-- begin Source data --
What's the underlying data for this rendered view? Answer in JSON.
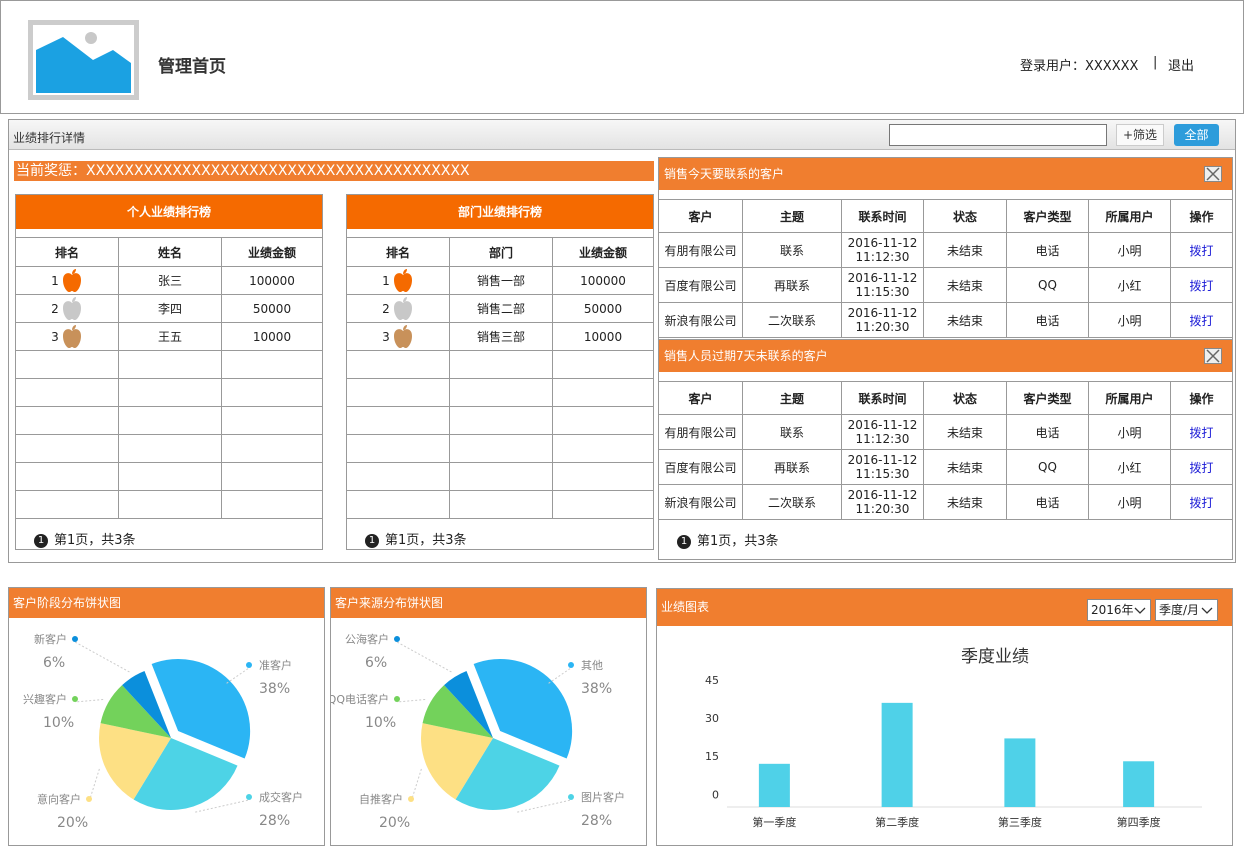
{
  "header": {
    "title": "管理首页",
    "user_label": "登录用户：XXXXXX",
    "separator": "|",
    "logout": "退出"
  },
  "panel": {
    "title": "业绩排行详情",
    "search_placeholder": "",
    "filter_label": "+筛选",
    "all_label": "全部"
  },
  "award": "当前奖惩：XXXXXXXXXXXXXXXXXXXXXXXXXXXXXXXXXXXXXXXX",
  "personal": {
    "title": "个人业绩排行榜",
    "headers": [
      "排名",
      "姓名",
      "业绩金额"
    ],
    "rows": [
      {
        "rank": "1",
        "name": "张三",
        "amount": "100000",
        "medal": "#f56a00"
      },
      {
        "rank": "2",
        "name": "李四",
        "amount": "50000",
        "medal": "#c8c8c8"
      },
      {
        "rank": "3",
        "name": "王五",
        "amount": "10000",
        "medal": "#c8915a"
      }
    ],
    "footer": "第1页，共3条",
    "page_icon": "1"
  },
  "dept": {
    "title": "部门业绩排行榜",
    "headers": [
      "排名",
      "部门",
      "业绩金额"
    ],
    "rows": [
      {
        "rank": "1",
        "name": "销售一部",
        "amount": "100000",
        "medal": "#f56a00"
      },
      {
        "rank": "2",
        "name": "销售二部",
        "amount": "50000",
        "medal": "#c8c8c8"
      },
      {
        "rank": "3",
        "name": "销售三部",
        "amount": "10000",
        "medal": "#c8915a"
      }
    ],
    "footer": "第1页，共3条",
    "page_icon": "1"
  },
  "today": {
    "title": "销售今天要联系的客户",
    "headers": [
      "客户",
      "主题",
      "联系时间",
      "状态",
      "客户类型",
      "所属用户",
      "操作"
    ],
    "rows": [
      [
        "有朋有限公司",
        "联系",
        "2016-11-12 11:12:30",
        "未结束",
        "电话",
        "小明",
        "拨打"
      ],
      [
        "百度有限公司",
        "再联系",
        "2016-11-12 11:15:30",
        "未结束",
        "QQ",
        "小红",
        "拨打"
      ],
      [
        "新浪有限公司",
        "二次联系",
        "2016-11-12 11:20:30",
        "未结束",
        "电话",
        "小明",
        "拨打"
      ]
    ]
  },
  "overdue": {
    "title": "销售人员过期7天未联系的客户",
    "headers": [
      "客户",
      "主题",
      "联系时间",
      "状态",
      "客户类型",
      "所属用户",
      "操作"
    ],
    "rows": [
      [
        "有朋有限公司",
        "联系",
        "2016-11-12 11:12:30",
        "未结束",
        "电话",
        "小明",
        "拨打"
      ],
      [
        "百度有限公司",
        "再联系",
        "2016-11-12 11:15:30",
        "未结束",
        "QQ",
        "小红",
        "拨打"
      ],
      [
        "新浪有限公司",
        "二次联系",
        "2016-11-12 11:20:30",
        "未结束",
        "电话",
        "小明",
        "拨打"
      ]
    ],
    "footer": "第1页，共3条"
  },
  "pie1": {
    "title": "客户阶段分布饼状图"
  },
  "pie2": {
    "title": "客户来源分布饼状图"
  },
  "bar": {
    "title": "业绩图表",
    "year": "2016年",
    "period": "季度/月"
  },
  "chart_data": [
    {
      "type": "pie",
      "title": "",
      "labels": [
        "准客户",
        "成交客户",
        "意向客户",
        "兴趣客户",
        "新客户"
      ],
      "values": [
        38,
        28,
        20,
        10,
        6
      ],
      "value_labels": [
        "38%",
        "28%",
        "20%",
        "10%",
        "6%"
      ],
      "colors": [
        "#2bb5f4",
        "#4dd3e6",
        "#fde084",
        "#73d25b",
        "#0b8fdc"
      ],
      "exploded": "准客户"
    },
    {
      "type": "pie",
      "title": "",
      "labels": [
        "其他",
        "图片客户",
        "自推客户",
        "QQ电话客户",
        "公海客户"
      ],
      "values": [
        38,
        28,
        20,
        10,
        6
      ],
      "value_labels": [
        "38%",
        "28%",
        "20%",
        "10%",
        "6%"
      ],
      "colors": [
        "#2bb5f4",
        "#4dd3e6",
        "#fde084",
        "#73d25b",
        "#0b8fdc"
      ],
      "exploded": "其他"
    },
    {
      "type": "bar",
      "title": "季度业绩",
      "categories": [
        "第一季度",
        "第二季度",
        "第三季度",
        "第四季度"
      ],
      "values": [
        12,
        36,
        22,
        13
      ],
      "ylim": [
        -5,
        45
      ],
      "yticks": [
        0,
        15,
        30,
        45
      ],
      "color": "#4fd1e8"
    }
  ]
}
-- end Source data --
### Description of the task
The listing above needs to be output again exactly. Don't include the pictures.

### Complete answer
What's the underlying data for this rendered view? Answer in JSON.
{
  "header": {
    "title": "管理首页",
    "user_label": "登录用户：XXXXXX",
    "separator": "|",
    "logout": "退出"
  },
  "panel": {
    "title": "业绩排行详情",
    "search_placeholder": "",
    "filter_label": "+筛选",
    "all_label": "全部"
  },
  "award": "当前奖惩：XXXXXXXXXXXXXXXXXXXXXXXXXXXXXXXXXXXXXXXX",
  "personal": {
    "title": "个人业绩排行榜",
    "headers": [
      "排名",
      "姓名",
      "业绩金额"
    ],
    "rows": [
      {
        "rank": "1",
        "name": "张三",
        "amount": "100000",
        "medal": "#f56a00"
      },
      {
        "rank": "2",
        "name": "李四",
        "amount": "50000",
        "medal": "#c8c8c8"
      },
      {
        "rank": "3",
        "name": "王五",
        "amount": "10000",
        "medal": "#c8915a"
      }
    ],
    "footer": "第1页，共3条",
    "page_icon": "1"
  },
  "dept": {
    "title": "部门业绩排行榜",
    "headers": [
      "排名",
      "部门",
      "业绩金额"
    ],
    "rows": [
      {
        "rank": "1",
        "name": "销售一部",
        "amount": "100000",
        "medal": "#f56a00"
      },
      {
        "rank": "2",
        "name": "销售二部",
        "amount": "50000",
        "medal": "#c8c8c8"
      },
      {
        "rank": "3",
        "name": "销售三部",
        "amount": "10000",
        "medal": "#c8915a"
      }
    ],
    "footer": "第1页，共3条",
    "page_icon": "1"
  },
  "today": {
    "title": "销售今天要联系的客户",
    "headers": [
      "客户",
      "主题",
      "联系时间",
      "状态",
      "客户类型",
      "所属用户",
      "操作"
    ],
    "rows": [
      [
        "有朋有限公司",
        "联系",
        "2016-11-12 11:12:30",
        "未结束",
        "电话",
        "小明",
        "拨打"
      ],
      [
        "百度有限公司",
        "再联系",
        "2016-11-12 11:15:30",
        "未结束",
        "QQ",
        "小红",
        "拨打"
      ],
      [
        "新浪有限公司",
        "二次联系",
        "2016-11-12 11:20:30",
        "未结束",
        "电话",
        "小明",
        "拨打"
      ]
    ]
  },
  "overdue": {
    "title": "销售人员过期7天未联系的客户",
    "headers": [
      "客户",
      "主题",
      "联系时间",
      "状态",
      "客户类型",
      "所属用户",
      "操作"
    ],
    "rows": [
      [
        "有朋有限公司",
        "联系",
        "2016-11-12 11:12:30",
        "未结束",
        "电话",
        "小明",
        "拨打"
      ],
      [
        "百度有限公司",
        "再联系",
        "2016-11-12 11:15:30",
        "未结束",
        "QQ",
        "小红",
        "拨打"
      ],
      [
        "新浪有限公司",
        "二次联系",
        "2016-11-12 11:20:30",
        "未结束",
        "电话",
        "小明",
        "拨打"
      ]
    ],
    "footer": "第1页，共3条"
  },
  "pie1": {
    "title": "客户阶段分布饼状图"
  },
  "pie2": {
    "title": "客户来源分布饼状图"
  },
  "bar": {
    "title": "业绩图表",
    "year": "2016年",
    "period": "季度/月"
  },
  "chart_data": [
    {
      "type": "pie",
      "title": "",
      "labels": [
        "准客户",
        "成交客户",
        "意向客户",
        "兴趣客户",
        "新客户"
      ],
      "values": [
        38,
        28,
        20,
        10,
        6
      ],
      "value_labels": [
        "38%",
        "28%",
        "20%",
        "10%",
        "6%"
      ],
      "colors": [
        "#2bb5f4",
        "#4dd3e6",
        "#fde084",
        "#73d25b",
        "#0b8fdc"
      ],
      "exploded": "准客户"
    },
    {
      "type": "pie",
      "title": "",
      "labels": [
        "其他",
        "图片客户",
        "自推客户",
        "QQ电话客户",
        "公海客户"
      ],
      "values": [
        38,
        28,
        20,
        10,
        6
      ],
      "value_labels": [
        "38%",
        "28%",
        "20%",
        "10%",
        "6%"
      ],
      "colors": [
        "#2bb5f4",
        "#4dd3e6",
        "#fde084",
        "#73d25b",
        "#0b8fdc"
      ],
      "exploded": "其他"
    },
    {
      "type": "bar",
      "title": "季度业绩",
      "categories": [
        "第一季度",
        "第二季度",
        "第三季度",
        "第四季度"
      ],
      "values": [
        12,
        36,
        22,
        13
      ],
      "ylim": [
        -5,
        45
      ],
      "yticks": [
        0,
        15,
        30,
        45
      ],
      "color": "#4fd1e8"
    }
  ]
}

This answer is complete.